Task brief –
Every entry needs to be reproduced exactly.

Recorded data
- - -
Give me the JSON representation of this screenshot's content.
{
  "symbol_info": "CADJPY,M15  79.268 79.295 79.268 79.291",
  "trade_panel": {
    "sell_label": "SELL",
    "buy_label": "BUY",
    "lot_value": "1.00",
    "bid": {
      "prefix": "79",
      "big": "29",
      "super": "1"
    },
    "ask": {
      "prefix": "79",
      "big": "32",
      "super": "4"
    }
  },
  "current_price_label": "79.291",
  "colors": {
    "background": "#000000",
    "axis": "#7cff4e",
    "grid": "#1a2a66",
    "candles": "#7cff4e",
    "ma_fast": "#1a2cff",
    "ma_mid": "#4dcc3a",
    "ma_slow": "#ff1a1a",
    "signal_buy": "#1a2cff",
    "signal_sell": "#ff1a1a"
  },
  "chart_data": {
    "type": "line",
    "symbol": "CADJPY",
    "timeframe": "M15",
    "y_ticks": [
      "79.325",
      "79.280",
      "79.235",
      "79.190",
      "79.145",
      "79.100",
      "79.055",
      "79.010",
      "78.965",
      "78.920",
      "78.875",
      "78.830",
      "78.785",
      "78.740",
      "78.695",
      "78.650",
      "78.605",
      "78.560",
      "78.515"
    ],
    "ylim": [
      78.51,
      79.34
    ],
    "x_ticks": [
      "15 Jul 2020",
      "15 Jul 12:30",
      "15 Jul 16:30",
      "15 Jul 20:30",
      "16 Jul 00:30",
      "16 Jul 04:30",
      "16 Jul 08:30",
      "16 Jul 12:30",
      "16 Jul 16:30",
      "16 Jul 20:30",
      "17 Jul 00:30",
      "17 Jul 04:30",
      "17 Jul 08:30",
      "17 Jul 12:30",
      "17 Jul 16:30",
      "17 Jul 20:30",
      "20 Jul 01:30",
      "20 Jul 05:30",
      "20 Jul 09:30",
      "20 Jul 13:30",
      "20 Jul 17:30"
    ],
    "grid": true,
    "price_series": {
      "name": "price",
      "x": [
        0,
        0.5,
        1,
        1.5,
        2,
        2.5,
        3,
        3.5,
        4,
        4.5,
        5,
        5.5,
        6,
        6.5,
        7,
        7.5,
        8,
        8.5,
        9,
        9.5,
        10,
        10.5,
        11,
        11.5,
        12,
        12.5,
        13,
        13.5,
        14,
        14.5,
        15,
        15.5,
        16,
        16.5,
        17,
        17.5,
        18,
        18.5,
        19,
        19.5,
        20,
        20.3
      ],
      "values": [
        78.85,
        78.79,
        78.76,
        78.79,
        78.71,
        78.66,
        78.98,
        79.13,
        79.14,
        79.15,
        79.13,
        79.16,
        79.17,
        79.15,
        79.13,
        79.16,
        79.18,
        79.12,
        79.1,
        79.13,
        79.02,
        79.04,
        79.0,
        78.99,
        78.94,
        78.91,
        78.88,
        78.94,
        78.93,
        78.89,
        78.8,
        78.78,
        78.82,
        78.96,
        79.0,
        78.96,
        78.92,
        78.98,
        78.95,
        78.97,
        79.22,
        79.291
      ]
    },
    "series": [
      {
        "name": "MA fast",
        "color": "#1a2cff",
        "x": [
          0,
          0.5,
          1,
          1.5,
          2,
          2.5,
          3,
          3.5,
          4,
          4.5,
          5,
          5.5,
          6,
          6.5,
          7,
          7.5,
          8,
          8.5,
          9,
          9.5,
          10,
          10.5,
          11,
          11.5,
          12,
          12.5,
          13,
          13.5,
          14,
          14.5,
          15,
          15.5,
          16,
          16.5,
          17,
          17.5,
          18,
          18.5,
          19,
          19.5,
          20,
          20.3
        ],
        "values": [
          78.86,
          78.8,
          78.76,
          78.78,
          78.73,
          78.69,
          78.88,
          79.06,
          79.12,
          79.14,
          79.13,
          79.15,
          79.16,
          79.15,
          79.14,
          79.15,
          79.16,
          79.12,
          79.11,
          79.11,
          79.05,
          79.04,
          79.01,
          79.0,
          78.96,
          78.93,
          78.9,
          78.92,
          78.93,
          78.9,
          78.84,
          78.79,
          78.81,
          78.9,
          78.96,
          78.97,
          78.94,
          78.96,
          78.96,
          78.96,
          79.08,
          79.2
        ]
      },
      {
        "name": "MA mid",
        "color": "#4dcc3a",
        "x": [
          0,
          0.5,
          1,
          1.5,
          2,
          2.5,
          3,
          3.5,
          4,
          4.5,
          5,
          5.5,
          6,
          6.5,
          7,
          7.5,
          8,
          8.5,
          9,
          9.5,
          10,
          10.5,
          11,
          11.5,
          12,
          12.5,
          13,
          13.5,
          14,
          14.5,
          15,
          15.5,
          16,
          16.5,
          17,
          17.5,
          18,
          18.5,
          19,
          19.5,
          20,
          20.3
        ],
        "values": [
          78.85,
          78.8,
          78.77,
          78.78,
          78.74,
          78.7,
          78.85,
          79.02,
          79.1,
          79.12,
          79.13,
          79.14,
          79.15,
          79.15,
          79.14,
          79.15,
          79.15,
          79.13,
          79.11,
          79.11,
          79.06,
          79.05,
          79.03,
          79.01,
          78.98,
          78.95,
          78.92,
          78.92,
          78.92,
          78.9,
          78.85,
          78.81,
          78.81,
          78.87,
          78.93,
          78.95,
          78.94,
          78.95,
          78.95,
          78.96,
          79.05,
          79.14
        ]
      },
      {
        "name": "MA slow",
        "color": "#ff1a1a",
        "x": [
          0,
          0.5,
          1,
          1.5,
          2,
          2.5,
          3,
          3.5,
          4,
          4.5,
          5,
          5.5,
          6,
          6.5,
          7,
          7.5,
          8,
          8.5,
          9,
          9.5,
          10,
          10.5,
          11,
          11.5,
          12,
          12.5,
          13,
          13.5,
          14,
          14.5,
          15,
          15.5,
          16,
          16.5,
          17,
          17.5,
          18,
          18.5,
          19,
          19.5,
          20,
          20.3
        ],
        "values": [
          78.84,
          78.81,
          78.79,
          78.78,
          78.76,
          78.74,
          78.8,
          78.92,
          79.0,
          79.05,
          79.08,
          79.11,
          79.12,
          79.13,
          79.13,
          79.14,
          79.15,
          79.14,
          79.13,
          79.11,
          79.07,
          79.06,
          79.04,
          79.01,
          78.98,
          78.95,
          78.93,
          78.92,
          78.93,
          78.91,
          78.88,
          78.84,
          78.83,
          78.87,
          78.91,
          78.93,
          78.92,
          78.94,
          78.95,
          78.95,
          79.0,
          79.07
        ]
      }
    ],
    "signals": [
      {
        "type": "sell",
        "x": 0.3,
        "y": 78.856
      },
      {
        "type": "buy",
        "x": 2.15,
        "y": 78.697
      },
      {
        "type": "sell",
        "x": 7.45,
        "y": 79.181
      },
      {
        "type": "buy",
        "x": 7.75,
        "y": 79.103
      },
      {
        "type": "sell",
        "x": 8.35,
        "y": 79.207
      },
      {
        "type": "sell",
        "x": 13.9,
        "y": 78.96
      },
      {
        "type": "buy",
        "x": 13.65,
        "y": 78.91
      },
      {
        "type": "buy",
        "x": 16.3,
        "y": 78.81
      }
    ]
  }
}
- - -
Task solution –
Give me the JSON representation of this screenshot's content.
{
  "symbol_info": "CADJPY,M15  79.268 79.295 79.268 79.291",
  "trade_panel": {
    "sell_label": "SELL",
    "buy_label": "BUY",
    "lot_value": "1.00",
    "bid": {
      "prefix": "79",
      "big": "29",
      "super": "1"
    },
    "ask": {
      "prefix": "79",
      "big": "32",
      "super": "4"
    }
  },
  "current_price_label": "79.291",
  "colors": {
    "background": "#000000",
    "axis": "#7cff4e",
    "grid": "#1a2a66",
    "candles": "#7cff4e",
    "ma_fast": "#1a2cff",
    "ma_mid": "#4dcc3a",
    "ma_slow": "#ff1a1a",
    "signal_buy": "#1a2cff",
    "signal_sell": "#ff1a1a"
  },
  "chart_data": {
    "type": "line",
    "symbol": "CADJPY",
    "timeframe": "M15",
    "y_ticks": [
      "79.325",
      "79.280",
      "79.235",
      "79.190",
      "79.145",
      "79.100",
      "79.055",
      "79.010",
      "78.965",
      "78.920",
      "78.875",
      "78.830",
      "78.785",
      "78.740",
      "78.695",
      "78.650",
      "78.605",
      "78.560",
      "78.515"
    ],
    "ylim": [
      78.51,
      79.34
    ],
    "x_ticks": [
      "15 Jul 2020",
      "15 Jul 12:30",
      "15 Jul 16:30",
      "15 Jul 20:30",
      "16 Jul 00:30",
      "16 Jul 04:30",
      "16 Jul 08:30",
      "16 Jul 12:30",
      "16 Jul 16:30",
      "16 Jul 20:30",
      "17 Jul 00:30",
      "17 Jul 04:30",
      "17 Jul 08:30",
      "17 Jul 12:30",
      "17 Jul 16:30",
      "17 Jul 20:30",
      "20 Jul 01:30",
      "20 Jul 05:30",
      "20 Jul 09:30",
      "20 Jul 13:30",
      "20 Jul 17:30"
    ],
    "grid": true,
    "price_series": {
      "name": "price",
      "x": [
        0,
        0.5,
        1,
        1.5,
        2,
        2.5,
        3,
        3.5,
        4,
        4.5,
        5,
        5.5,
        6,
        6.5,
        7,
        7.5,
        8,
        8.5,
        9,
        9.5,
        10,
        10.5,
        11,
        11.5,
        12,
        12.5,
        13,
        13.5,
        14,
        14.5,
        15,
        15.5,
        16,
        16.5,
        17,
        17.5,
        18,
        18.5,
        19,
        19.5,
        20,
        20.3
      ],
      "values": [
        78.85,
        78.79,
        78.76,
        78.79,
        78.71,
        78.66,
        78.98,
        79.13,
        79.14,
        79.15,
        79.13,
        79.16,
        79.17,
        79.15,
        79.13,
        79.16,
        79.18,
        79.12,
        79.1,
        79.13,
        79.02,
        79.04,
        79.0,
        78.99,
        78.94,
        78.91,
        78.88,
        78.94,
        78.93,
        78.89,
        78.8,
        78.78,
        78.82,
        78.96,
        79.0,
        78.96,
        78.92,
        78.98,
        78.95,
        78.97,
        79.22,
        79.291
      ]
    },
    "series": [
      {
        "name": "MA fast",
        "color": "#1a2cff",
        "x": [
          0,
          0.5,
          1,
          1.5,
          2,
          2.5,
          3,
          3.5,
          4,
          4.5,
          5,
          5.5,
          6,
          6.5,
          7,
          7.5,
          8,
          8.5,
          9,
          9.5,
          10,
          10.5,
          11,
          11.5,
          12,
          12.5,
          13,
          13.5,
          14,
          14.5,
          15,
          15.5,
          16,
          16.5,
          17,
          17.5,
          18,
          18.5,
          19,
          19.5,
          20,
          20.3
        ],
        "values": [
          78.86,
          78.8,
          78.76,
          78.78,
          78.73,
          78.69,
          78.88,
          79.06,
          79.12,
          79.14,
          79.13,
          79.15,
          79.16,
          79.15,
          79.14,
          79.15,
          79.16,
          79.12,
          79.11,
          79.11,
          79.05,
          79.04,
          79.01,
          79.0,
          78.96,
          78.93,
          78.9,
          78.92,
          78.93,
          78.9,
          78.84,
          78.79,
          78.81,
          78.9,
          78.96,
          78.97,
          78.94,
          78.96,
          78.96,
          78.96,
          79.08,
          79.2
        ]
      },
      {
        "name": "MA mid",
        "color": "#4dcc3a",
        "x": [
          0,
          0.5,
          1,
          1.5,
          2,
          2.5,
          3,
          3.5,
          4,
          4.5,
          5,
          5.5,
          6,
          6.5,
          7,
          7.5,
          8,
          8.5,
          9,
          9.5,
          10,
          10.5,
          11,
          11.5,
          12,
          12.5,
          13,
          13.5,
          14,
          14.5,
          15,
          15.5,
          16,
          16.5,
          17,
          17.5,
          18,
          18.5,
          19,
          19.5,
          20,
          20.3
        ],
        "values": [
          78.85,
          78.8,
          78.77,
          78.78,
          78.74,
          78.7,
          78.85,
          79.02,
          79.1,
          79.12,
          79.13,
          79.14,
          79.15,
          79.15,
          79.14,
          79.15,
          79.15,
          79.13,
          79.11,
          79.11,
          79.06,
          79.05,
          79.03,
          79.01,
          78.98,
          78.95,
          78.92,
          78.92,
          78.92,
          78.9,
          78.85,
          78.81,
          78.81,
          78.87,
          78.93,
          78.95,
          78.94,
          78.95,
          78.95,
          78.96,
          79.05,
          79.14
        ]
      },
      {
        "name": "MA slow",
        "color": "#ff1a1a",
        "x": [
          0,
          0.5,
          1,
          1.5,
          2,
          2.5,
          3,
          3.5,
          4,
          4.5,
          5,
          5.5,
          6,
          6.5,
          7,
          7.5,
          8,
          8.5,
          9,
          9.5,
          10,
          10.5,
          11,
          11.5,
          12,
          12.5,
          13,
          13.5,
          14,
          14.5,
          15,
          15.5,
          16,
          16.5,
          17,
          17.5,
          18,
          18.5,
          19,
          19.5,
          20,
          20.3
        ],
        "values": [
          78.84,
          78.81,
          78.79,
          78.78,
          78.76,
          78.74,
          78.8,
          78.92,
          79.0,
          79.05,
          79.08,
          79.11,
          79.12,
          79.13,
          79.13,
          79.14,
          79.15,
          79.14,
          79.13,
          79.11,
          79.07,
          79.06,
          79.04,
          79.01,
          78.98,
          78.95,
          78.93,
          78.92,
          78.93,
          78.91,
          78.88,
          78.84,
          78.83,
          78.87,
          78.91,
          78.93,
          78.92,
          78.94,
          78.95,
          78.95,
          79.0,
          79.07
        ]
      }
    ],
    "signals": [
      {
        "type": "sell",
        "x": 0.3,
        "y": 78.856
      },
      {
        "type": "buy",
        "x": 2.15,
        "y": 78.697
      },
      {
        "type": "sell",
        "x": 7.45,
        "y": 79.181
      },
      {
        "type": "buy",
        "x": 7.75,
        "y": 79.103
      },
      {
        "type": "sell",
        "x": 8.35,
        "y": 79.207
      },
      {
        "type": "sell",
        "x": 13.9,
        "y": 78.96
      },
      {
        "type": "buy",
        "x": 13.65,
        "y": 78.91
      },
      {
        "type": "buy",
        "x": 16.3,
        "y": 78.81
      }
    ]
  }
}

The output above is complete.